Goal >>
Review the listing and copy each line that holds the word "tijd".

--- Data for this exercise ---

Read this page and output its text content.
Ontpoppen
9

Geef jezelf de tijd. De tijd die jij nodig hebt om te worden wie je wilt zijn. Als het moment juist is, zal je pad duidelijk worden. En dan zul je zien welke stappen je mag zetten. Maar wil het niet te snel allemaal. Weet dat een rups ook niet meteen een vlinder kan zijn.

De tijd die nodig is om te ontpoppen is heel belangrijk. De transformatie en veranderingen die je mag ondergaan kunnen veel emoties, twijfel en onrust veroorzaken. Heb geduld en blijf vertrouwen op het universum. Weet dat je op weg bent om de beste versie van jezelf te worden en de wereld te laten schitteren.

---

The reply >>
Geef jezelf de tijd. De tijd die jij nodig hebt om te worden wie je wilt zijn. Als het moment juist is, zal je pad duidelijk worden. En dan zul je zien welke stappen je mag zetten. Maar wil het niet te snel allemaal. Weet dat een rups ook niet meteen een vlinder kan zijn.
De tijd die nodig is om te ontpoppen is heel belangrijk. De transformatie en veranderingen die je mag ondergaan kunnen veel emoties, twijfel en onrust veroorzaken. Heb geduld en blijf vertrouwen op het universum. Weet dat je op weg bent om de beste versie van jezelf te worden en de wereld te laten schitteren.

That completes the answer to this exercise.